— TASK PROMPT —
Please restate the following records word for word.
── DATA FOR PROCESSING
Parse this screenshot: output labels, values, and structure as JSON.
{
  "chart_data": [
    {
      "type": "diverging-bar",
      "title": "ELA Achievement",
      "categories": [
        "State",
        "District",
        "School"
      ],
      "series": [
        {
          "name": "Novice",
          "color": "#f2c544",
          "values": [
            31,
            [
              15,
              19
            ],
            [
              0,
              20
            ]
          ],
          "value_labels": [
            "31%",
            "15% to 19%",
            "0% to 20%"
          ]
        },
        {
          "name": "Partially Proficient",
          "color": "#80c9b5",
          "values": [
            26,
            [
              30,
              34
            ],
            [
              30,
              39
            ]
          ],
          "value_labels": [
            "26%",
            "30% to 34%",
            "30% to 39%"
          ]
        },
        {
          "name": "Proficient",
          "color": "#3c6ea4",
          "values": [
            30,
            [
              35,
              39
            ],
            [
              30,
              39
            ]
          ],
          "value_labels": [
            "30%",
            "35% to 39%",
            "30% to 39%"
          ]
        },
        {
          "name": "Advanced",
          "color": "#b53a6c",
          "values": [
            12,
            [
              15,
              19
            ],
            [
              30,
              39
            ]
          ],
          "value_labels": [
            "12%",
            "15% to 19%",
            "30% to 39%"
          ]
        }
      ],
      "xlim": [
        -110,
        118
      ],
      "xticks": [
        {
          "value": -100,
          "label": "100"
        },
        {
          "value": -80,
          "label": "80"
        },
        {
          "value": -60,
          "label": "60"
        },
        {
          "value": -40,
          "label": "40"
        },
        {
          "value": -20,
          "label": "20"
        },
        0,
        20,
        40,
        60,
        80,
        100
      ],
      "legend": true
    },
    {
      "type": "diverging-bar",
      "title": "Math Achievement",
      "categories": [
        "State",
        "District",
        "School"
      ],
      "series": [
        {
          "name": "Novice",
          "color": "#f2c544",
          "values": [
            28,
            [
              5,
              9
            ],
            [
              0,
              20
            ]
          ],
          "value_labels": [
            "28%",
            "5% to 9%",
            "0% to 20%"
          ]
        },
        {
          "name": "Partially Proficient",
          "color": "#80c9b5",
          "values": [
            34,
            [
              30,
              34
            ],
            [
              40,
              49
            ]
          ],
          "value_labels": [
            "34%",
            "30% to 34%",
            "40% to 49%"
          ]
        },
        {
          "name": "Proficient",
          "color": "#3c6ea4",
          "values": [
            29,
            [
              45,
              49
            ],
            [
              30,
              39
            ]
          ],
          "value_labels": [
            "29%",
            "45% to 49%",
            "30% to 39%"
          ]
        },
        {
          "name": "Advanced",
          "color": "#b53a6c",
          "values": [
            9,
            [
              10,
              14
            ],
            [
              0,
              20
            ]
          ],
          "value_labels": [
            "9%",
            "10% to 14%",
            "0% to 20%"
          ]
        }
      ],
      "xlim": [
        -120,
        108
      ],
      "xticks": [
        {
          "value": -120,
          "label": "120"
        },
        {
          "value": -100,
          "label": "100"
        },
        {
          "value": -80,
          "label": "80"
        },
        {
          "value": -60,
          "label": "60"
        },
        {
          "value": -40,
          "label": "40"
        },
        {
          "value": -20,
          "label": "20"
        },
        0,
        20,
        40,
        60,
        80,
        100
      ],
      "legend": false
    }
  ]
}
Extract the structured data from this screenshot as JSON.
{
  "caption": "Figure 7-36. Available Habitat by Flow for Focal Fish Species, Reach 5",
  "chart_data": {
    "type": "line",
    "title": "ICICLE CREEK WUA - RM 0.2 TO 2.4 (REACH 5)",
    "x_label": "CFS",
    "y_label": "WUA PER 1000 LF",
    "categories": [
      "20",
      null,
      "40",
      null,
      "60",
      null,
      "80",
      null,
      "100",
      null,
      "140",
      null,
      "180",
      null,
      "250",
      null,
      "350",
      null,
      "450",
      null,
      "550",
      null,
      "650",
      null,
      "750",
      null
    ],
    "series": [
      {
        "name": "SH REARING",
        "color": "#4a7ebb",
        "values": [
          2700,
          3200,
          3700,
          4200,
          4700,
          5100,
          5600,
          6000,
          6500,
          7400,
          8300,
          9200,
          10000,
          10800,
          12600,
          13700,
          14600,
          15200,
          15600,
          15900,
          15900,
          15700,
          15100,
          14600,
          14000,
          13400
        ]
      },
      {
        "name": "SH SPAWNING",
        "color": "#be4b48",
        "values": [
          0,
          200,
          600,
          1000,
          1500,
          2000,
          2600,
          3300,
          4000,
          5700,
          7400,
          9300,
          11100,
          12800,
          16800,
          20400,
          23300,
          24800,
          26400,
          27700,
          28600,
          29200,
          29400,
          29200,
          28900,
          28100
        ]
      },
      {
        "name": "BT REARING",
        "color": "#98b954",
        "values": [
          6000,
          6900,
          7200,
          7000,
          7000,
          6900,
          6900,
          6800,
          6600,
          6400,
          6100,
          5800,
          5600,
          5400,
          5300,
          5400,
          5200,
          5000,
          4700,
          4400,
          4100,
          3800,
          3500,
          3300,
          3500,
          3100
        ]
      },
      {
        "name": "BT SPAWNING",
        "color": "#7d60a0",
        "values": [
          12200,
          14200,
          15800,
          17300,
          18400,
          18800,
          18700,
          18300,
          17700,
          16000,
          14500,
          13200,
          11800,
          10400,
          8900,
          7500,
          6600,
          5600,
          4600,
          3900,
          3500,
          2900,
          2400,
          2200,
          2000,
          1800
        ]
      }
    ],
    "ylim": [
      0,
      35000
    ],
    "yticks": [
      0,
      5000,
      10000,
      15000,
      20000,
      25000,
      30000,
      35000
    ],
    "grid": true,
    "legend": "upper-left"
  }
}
────
— FINAL ANSWER —
Parse this screenshot: output labels, values, and structure as JSON.
{
  "chart_data": [
    {
      "type": "diverging-bar",
      "title": "ELA Achievement",
      "categories": [
        "State",
        "District",
        "School"
      ],
      "series": [
        {
          "name": "Novice",
          "color": "#f2c544",
          "values": [
            31,
            [
              15,
              19
            ],
            [
              0,
              20
            ]
          ],
          "value_labels": [
            "31%",
            "15% to 19%",
            "0% to 20%"
          ]
        },
        {
          "name": "Partially Proficient",
          "color": "#80c9b5",
          "values": [
            26,
            [
              30,
              34
            ],
            [
              30,
              39
            ]
          ],
          "value_labels": [
            "26%",
            "30% to 34%",
            "30% to 39%"
          ]
        },
        {
          "name": "Proficient",
          "color": "#3c6ea4",
          "values": [
            30,
            [
              35,
              39
            ],
            [
              30,
              39
            ]
          ],
          "value_labels": [
            "30%",
            "35% to 39%",
            "30% to 39%"
          ]
        },
        {
          "name": "Advanced",
          "color": "#b53a6c",
          "values": [
            12,
            [
              15,
              19
            ],
            [
              30,
              39
            ]
          ],
          "value_labels": [
            "12%",
            "15% to 19%",
            "30% to 39%"
          ]
        }
      ],
      "xlim": [
        -110,
        118
      ],
      "xticks": [
        {
          "value": -100,
          "label": "100"
        },
        {
          "value": -80,
          "label": "80"
        },
        {
          "value": -60,
          "label": "60"
        },
        {
          "value": -40,
          "label": "40"
        },
        {
          "value": -20,
          "label": "20"
        },
        0,
        20,
        40,
        60,
        80,
        100
      ],
      "legend": true
    },
    {
      "type": "diverging-bar",
      "title": "Math Achievement",
      "categories": [
        "State",
        "District",
        "School"
      ],
      "series": [
        {
          "name": "Novice",
          "color": "#f2c544",
          "values": [
            28,
            [
              5,
              9
            ],
            [
              0,
              20
            ]
          ],
          "value_labels": [
            "28%",
            "5% to 9%",
            "0% to 20%"
          ]
        },
        {
          "name": "Partially Proficient",
          "color": "#80c9b5",
          "values": [
            34,
            [
              30,
              34
            ],
            [
              40,
              49
            ]
          ],
          "value_labels": [
            "34%",
            "30% to 34%",
            "40% to 49%"
          ]
        },
        {
          "name": "Proficient",
          "color": "#3c6ea4",
          "values": [
            29,
            [
              45,
              49
            ],
            [
              30,
              39
            ]
          ],
          "value_labels": [
            "29%",
            "45% to 49%",
            "30% to 39%"
          ]
        },
        {
          "name": "Advanced",
          "color": "#b53a6c",
          "values": [
            9,
            [
              10,
              14
            ],
            [
              0,
              20
            ]
          ],
          "value_labels": [
            "9%",
            "10% to 14%",
            "0% to 20%"
          ]
        }
      ],
      "xlim": [
        -120,
        108
      ],
      "xticks": [
        {
          "value": -120,
          "label": "120"
        },
        {
          "value": -100,
          "label": "100"
        },
        {
          "value": -80,
          "label": "80"
        },
        {
          "value": -60,
          "label": "60"
        },
        {
          "value": -40,
          "label": "40"
        },
        {
          "value": -20,
          "label": "20"
        },
        0,
        20,
        40,
        60,
        80,
        100
      ],
      "legend": false
    }
  ]
}
Extract the structured data from this screenshot as JSON.
{
  "caption": "Figure 7-36. Available Habitat by Flow for Focal Fish Species, Reach 5",
  "chart_data": {
    "type": "line",
    "title": "ICICLE CREEK WUA - RM 0.2 TO 2.4 (REACH 5)",
    "x_label": "CFS",
    "y_label": "WUA PER 1000 LF",
    "categories": [
      "20",
      null,
      "40",
      null,
      "60",
      null,
      "80",
      null,
      "100",
      null,
      "140",
      null,
      "180",
      null,
      "250",
      null,
      "350",
      null,
      "450",
      null,
      "550",
      null,
      "650",
      null,
      "750",
      null
    ],
    "series": [
      {
        "name": "SH REARING",
        "color": "#4a7ebb",
        "values": [
          2700,
          3200,
          3700,
          4200,
          4700,
          5100,
          5600,
          6000,
          6500,
          7400,
          8300,
          9200,
          10000,
          10800,
          12600,
          13700,
          14600,
          15200,
          15600,
          15900,
          15900,
          15700,
          15100,
          14600,
          14000,
          13400
        ]
      },
      {
        "name": "SH SPAWNING",
        "color": "#be4b48",
        "values": [
          0,
          200,
          600,
          1000,
          1500,
          2000,
          2600,
          3300,
          4000,
          5700,
          7400,
          9300,
          11100,
          12800,
          16800,
          20400,
          23300,
          24800,
          26400,
          27700,
          28600,
          29200,
          29400,
          29200,
          28900,
          28100
        ]
      },
      {
        "name": "BT REARING",
        "color": "#98b954",
        "values": [
          6000,
          6900,
          7200,
          7000,
          7000,
          6900,
          6900,
          6800,
          6600,
          6400,
          6100,
          5800,
          5600,
          5400,
          5300,
          5400,
          5200,
          5000,
          4700,
          4400,
          4100,
          3800,
          3500,
          3300,
          3500,
          3100
        ]
      },
      {
        "name": "BT SPAWNING",
        "color": "#7d60a0",
        "values": [
          12200,
          14200,
          15800,
          17300,
          18400,
          18800,
          18700,
          18300,
          17700,
          16000,
          14500,
          13200,
          11800,
          10400,
          8900,
          7500,
          6600,
          5600,
          4600,
          3900,
          3500,
          2900,
          2400,
          2200,
          2000,
          1800
        ]
      }
    ],
    "ylim": [
      0,
      35000
    ],
    "yticks": [
      0,
      5000,
      10000,
      15000,
      20000,
      25000,
      30000,
      35000
    ],
    "grid": true,
    "legend": "upper-left"
  }
}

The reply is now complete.